### [What you have to do]
Return every record below exactly as written, omitting any pictures.

### [Provided information]
== == ==
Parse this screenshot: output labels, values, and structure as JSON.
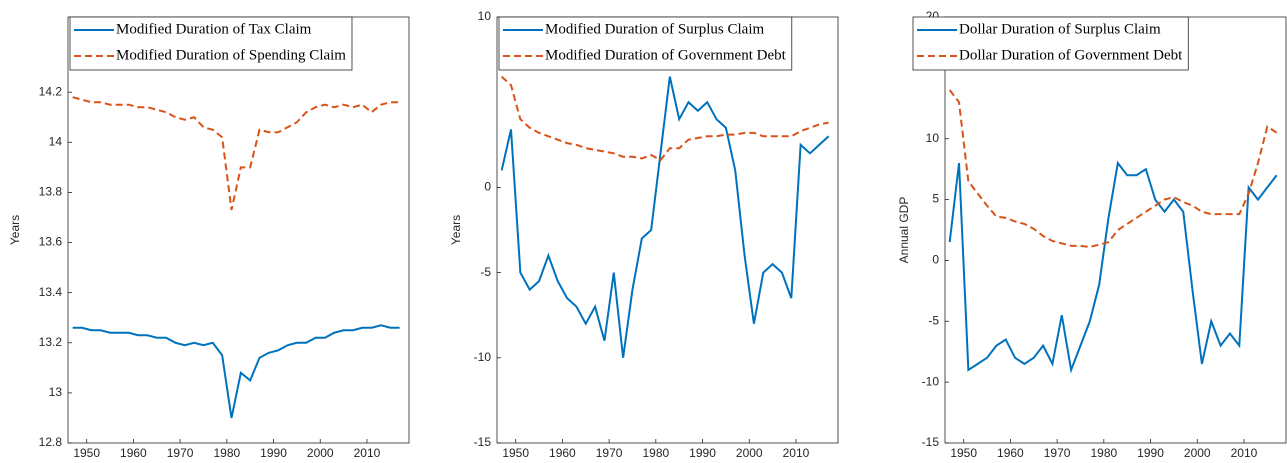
{
  "chart_data": [
    {
      "type": "line",
      "ylabel": "Years",
      "legend": "upper left",
      "x": [
        1947,
        1949,
        1951,
        1953,
        1955,
        1957,
        1959,
        1961,
        1963,
        1965,
        1967,
        1969,
        1971,
        1973,
        1975,
        1977,
        1979,
        1981,
        1983,
        1985,
        1987,
        1989,
        1991,
        1993,
        1995,
        1997,
        1999,
        2001,
        2003,
        2005,
        2007,
        2009,
        2011,
        2013,
        2015,
        2017
      ],
      "xlim": [
        1946,
        2019
      ],
      "xticks": [
        1950,
        1960,
        1970,
        1980,
        1990,
        2000,
        2010
      ],
      "ylim": [
        12.8,
        14.5
      ],
      "yticks": [
        12.8,
        13,
        13.2,
        13.4,
        13.6,
        13.8,
        14,
        14.2
      ],
      "series": [
        {
          "name": "Modified Duration of Tax Claim",
          "color": "#0072bd",
          "dash": "solid",
          "values": [
            13.26,
            13.26,
            13.25,
            13.25,
            13.24,
            13.24,
            13.24,
            13.23,
            13.23,
            13.22,
            13.22,
            13.2,
            13.19,
            13.2,
            13.19,
            13.2,
            13.15,
            12.9,
            13.08,
            13.05,
            13.14,
            13.16,
            13.17,
            13.19,
            13.2,
            13.2,
            13.22,
            13.22,
            13.24,
            13.25,
            13.25,
            13.26,
            13.26,
            13.27,
            13.26,
            13.26
          ]
        },
        {
          "name": "Modified Duration of Spending Claim",
          "color": "#d95319",
          "dash": "dashed",
          "values": [
            14.18,
            14.17,
            14.16,
            14.16,
            14.15,
            14.15,
            14.15,
            14.14,
            14.14,
            14.13,
            14.12,
            14.1,
            14.09,
            14.1,
            14.06,
            14.05,
            14.02,
            13.73,
            13.9,
            13.9,
            14.05,
            14.04,
            14.04,
            14.06,
            14.08,
            14.12,
            14.14,
            14.15,
            14.14,
            14.15,
            14.14,
            14.15,
            14.12,
            14.15,
            14.16,
            14.16
          ]
        }
      ]
    },
    {
      "type": "line",
      "ylabel": "Years",
      "legend": "upper left",
      "x": [
        1947,
        1949,
        1951,
        1953,
        1955,
        1957,
        1959,
        1961,
        1963,
        1965,
        1967,
        1969,
        1971,
        1973,
        1975,
        1977,
        1979,
        1981,
        1983,
        1985,
        1987,
        1989,
        1991,
        1993,
        1995,
        1997,
        1999,
        2001,
        2003,
        2005,
        2007,
        2009,
        2011,
        2013,
        2015,
        2017
      ],
      "xlim": [
        1946,
        2019
      ],
      "xticks": [
        1950,
        1960,
        1970,
        1980,
        1990,
        2000,
        2010
      ],
      "ylim": [
        -15,
        10
      ],
      "yticks": [
        -15,
        -10,
        -5,
        0,
        10
      ],
      "series": [
        {
          "name": "Modified Duration of Surplus Claim",
          "color": "#0072bd",
          "dash": "solid",
          "values": [
            1,
            3.4,
            -5,
            -6,
            -5.5,
            -4,
            -5.5,
            -6.5,
            -7,
            -8,
            -7,
            -9,
            -5,
            -10,
            -6,
            -3,
            -2.5,
            2,
            6.5,
            4,
            5,
            4.5,
            5,
            4,
            3.5,
            1,
            -4,
            -8,
            -5,
            -4.5,
            -5,
            -6.5,
            2.5,
            2,
            2.5,
            3
          ]
        },
        {
          "name": "Modified Duration of Government Debt",
          "color": "#d95319",
          "dash": "dashed",
          "values": [
            6.5,
            6,
            4,
            3.5,
            3.2,
            3,
            2.8,
            2.6,
            2.5,
            2.3,
            2.2,
            2.1,
            2,
            1.8,
            1.8,
            1.7,
            1.9,
            1.6,
            2.3,
            2.3,
            2.8,
            2.9,
            3,
            3,
            3.1,
            3.1,
            3.2,
            3.2,
            3,
            3,
            3,
            3,
            3.3,
            3.5,
            3.7,
            3.8
          ]
        }
      ]
    },
    {
      "type": "line",
      "ylabel": "Annual GDP",
      "legend": "upper left",
      "x": [
        1947,
        1949,
        1951,
        1953,
        1955,
        1957,
        1959,
        1961,
        1963,
        1965,
        1967,
        1969,
        1971,
        1973,
        1975,
        1977,
        1979,
        1981,
        1983,
        1985,
        1987,
        1989,
        1991,
        1993,
        1995,
        1997,
        1999,
        2001,
        2003,
        2005,
        2007,
        2009,
        2011,
        2013,
        2015,
        2017
      ],
      "xlim": [
        1946,
        2019
      ],
      "xticks": [
        1950,
        1960,
        1970,
        1980,
        1990,
        2000,
        2010
      ],
      "ylim": [
        -15,
        20
      ],
      "yticks": [
        -15,
        -10,
        -5,
        0,
        5,
        10,
        20
      ],
      "series": [
        {
          "name": "Dollar Duration of Surplus Claim",
          "color": "#0072bd",
          "dash": "solid",
          "values": [
            1.5,
            8,
            -9,
            -8.5,
            -8,
            -7,
            -6.5,
            -8,
            -8.5,
            -8,
            -7,
            -8.5,
            -4.5,
            -9,
            -7,
            -5,
            -2,
            3.5,
            8,
            7,
            7,
            7.5,
            5,
            4,
            5,
            4,
            -2.5,
            -8.5,
            -5,
            -7,
            -6,
            -7,
            6,
            5,
            6,
            7
          ]
        },
        {
          "name": "Dollar Duration of Government Debt",
          "color": "#d95319",
          "dash": "dashed",
          "values": [
            14,
            13,
            6.5,
            5.5,
            4.5,
            3.6,
            3.5,
            3.2,
            3,
            2.6,
            2,
            1.6,
            1.4,
            1.2,
            1.2,
            1.1,
            1.3,
            1.5,
            2.5,
            3,
            3.5,
            4,
            4.5,
            5,
            5.2,
            4.8,
            4.5,
            4,
            3.8,
            3.8,
            3.8,
            3.8,
            5.5,
            8,
            11,
            10.5
          ]
        }
      ]
    }
  ]
}
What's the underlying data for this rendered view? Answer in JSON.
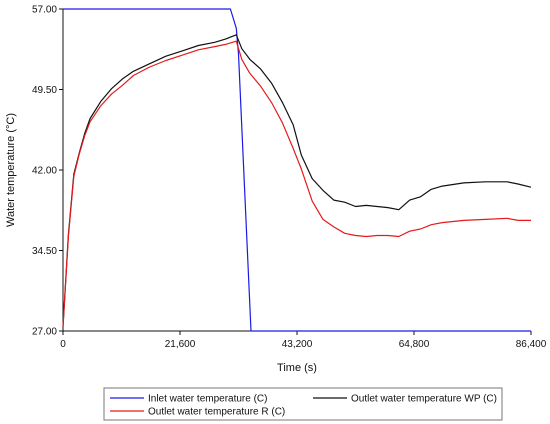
== == ==
### [In response]
Parse this screenshot: output labels, values, and structure as JSON.
{
  "chart_data": [
    {
      "type": "line",
      "ylabel": "Years",
      "legend": "upper left",
      "x": [
        1947,
        1949,
        1951,
        1953,
        1955,
        1957,
        1959,
        1961,
        1963,
        1965,
        1967,
        1969,
        1971,
        1973,
        1975,
        1977,
        1979,
        1981,
        1983,
        1985,
        1987,
        1989,
        1991,
        1993,
        1995,
        1997,
        1999,
        2001,
        2003,
        2005,
        2007,
        2009,
        2011,
        2013,
        2015,
        2017
      ],
      "xlim": [
        1946,
        2019
      ],
      "xticks": [
        1950,
        1960,
        1970,
        1980,
        1990,
        2000,
        2010
      ],
      "ylim": [
        12.8,
        14.5
      ],
      "yticks": [
        12.8,
        13,
        13.2,
        13.4,
        13.6,
        13.8,
        14,
        14.2
      ],
      "series": [
        {
          "name": "Modified Duration of Tax Claim",
          "color": "#0072bd",
          "dash": "solid",
          "values": [
            13.26,
            13.26,
            13.25,
            13.25,
            13.24,
            13.24,
            13.24,
            13.23,
            13.23,
            13.22,
            13.22,
            13.2,
            13.19,
            13.2,
            13.19,
            13.2,
            13.15,
            12.9,
            13.08,
            13.05,
            13.14,
            13.16,
            13.17,
            13.19,
            13.2,
            13.2,
            13.22,
            13.22,
            13.24,
            13.25,
            13.25,
            13.26,
            13.26,
            13.27,
            13.26,
            13.26
          ]
        },
        {
          "name": "Modified Duration of Spending Claim",
          "color": "#d95319",
          "dash": "dashed",
          "values": [
            14.18,
            14.17,
            14.16,
            14.16,
            14.15,
            14.15,
            14.15,
            14.14,
            14.14,
            14.13,
            14.12,
            14.1,
            14.09,
            14.1,
            14.06,
            14.05,
            14.02,
            13.73,
            13.9,
            13.9,
            14.05,
            14.04,
            14.04,
            14.06,
            14.08,
            14.12,
            14.14,
            14.15,
            14.14,
            14.15,
            14.14,
            14.15,
            14.12,
            14.15,
            14.16,
            14.16
          ]
        }
      ]
    },
    {
      "type": "line",
      "ylabel": "Years",
      "legend": "upper left",
      "x": [
        1947,
        1949,
        1951,
        1953,
        1955,
        1957,
        1959,
        1961,
        1963,
        1965,
        1967,
        1969,
        1971,
        1973,
        1975,
        1977,
        1979,
        1981,
        1983,
        1985,
        1987,
        1989,
        1991,
        1993,
        1995,
        1997,
        1999,
        2001,
        2003,
        2005,
        2007,
        2009,
        2011,
        2013,
        2015,
        2017
      ],
      "xlim": [
        1946,
        2019
      ],
      "xticks": [
        1950,
        1960,
        1970,
        1980,
        1990,
        2000,
        2010
      ],
      "ylim": [
        -15,
        10
      ],
      "yticks": [
        -15,
        -10,
        -5,
        0,
        10
      ],
      "series": [
        {
          "name": "Modified Duration of Surplus Claim",
          "color": "#0072bd",
          "dash": "solid",
          "values": [
            1,
            3.4,
            -5,
            -6,
            -5.5,
            -4,
            -5.5,
            -6.5,
            -7,
            -8,
            -7,
            -9,
            -5,
            -10,
            -6,
            -3,
            -2.5,
            2,
            6.5,
            4,
            5,
            4.5,
            5,
            4,
            3.5,
            1,
            -4,
            -8,
            -5,
            -4.5,
            -5,
            -6.5,
            2.5,
            2,
            2.5,
            3
          ]
        },
        {
          "name": "Modified Duration of Government Debt",
          "color": "#d95319",
          "dash": "dashed",
          "values": [
            6.5,
            6,
            4,
            3.5,
            3.2,
            3,
            2.8,
            2.6,
            2.5,
            2.3,
            2.2,
            2.1,
            2,
            1.8,
            1.8,
            1.7,
            1.9,
            1.6,
            2.3,
            2.3,
            2.8,
            2.9,
            3,
            3,
            3.1,
            3.1,
            3.2,
            3.2,
            3,
            3,
            3,
            3,
            3.3,
            3.5,
            3.7,
            3.8
          ]
        }
      ]
    },
    {
      "type": "line",
      "ylabel": "Annual GDP",
      "legend": "upper left",
      "x": [
        1947,
        1949,
        1951,
        1953,
        1955,
        1957,
        1959,
        1961,
        1963,
        1965,
        1967,
        1969,
        1971,
        1973,
        1975,
        1977,
        1979,
        1981,
        1983,
        1985,
        1987,
        1989,
        1991,
        1993,
        1995,
        1997,
        1999,
        2001,
        2003,
        2005,
        2007,
        2009,
        2011,
        2013,
        2015,
        2017
      ],
      "xlim": [
        1946,
        2019
      ],
      "xticks": [
        1950,
        1960,
        1970,
        1980,
        1990,
        2000,
        2010
      ],
      "ylim": [
        -15,
        20
      ],
      "yticks": [
        -15,
        -10,
        -5,
        0,
        5,
        10,
        20
      ],
      "series": [
        {
          "name": "Dollar Duration of Surplus Claim",
          "color": "#0072bd",
          "dash": "solid",
          "values": [
            1.5,
            8,
            -9,
            -8.5,
            -8,
            -7,
            -6.5,
            -8,
            -8.5,
            -8,
            -7,
            -8.5,
            -4.5,
            -9,
            -7,
            -5,
            -2,
            3.5,
            8,
            7,
            7,
            7.5,
            5,
            4,
            5,
            4,
            -2.5,
            -8.5,
            -5,
            -7,
            -6,
            -7,
            6,
            5,
            6,
            7
          ]
        },
        {
          "name": "Dollar Duration of Government Debt",
          "color": "#d95319",
          "dash": "dashed",
          "values": [
            14,
            13,
            6.5,
            5.5,
            4.5,
            3.6,
            3.5,
            3.2,
            3,
            2.6,
            2,
            1.6,
            1.4,
            1.2,
            1.2,
            1.1,
            1.3,
            1.5,
            2.5,
            3,
            3.5,
            4,
            4.5,
            5,
            5.2,
            4.8,
            4.5,
            4,
            3.8,
            3.8,
            3.8,
            3.8,
            5.5,
            8,
            11,
            10.5
          ]
        }
      ]
    }
  ]
}
What's the underlying data for this rendered view? Answer in JSON.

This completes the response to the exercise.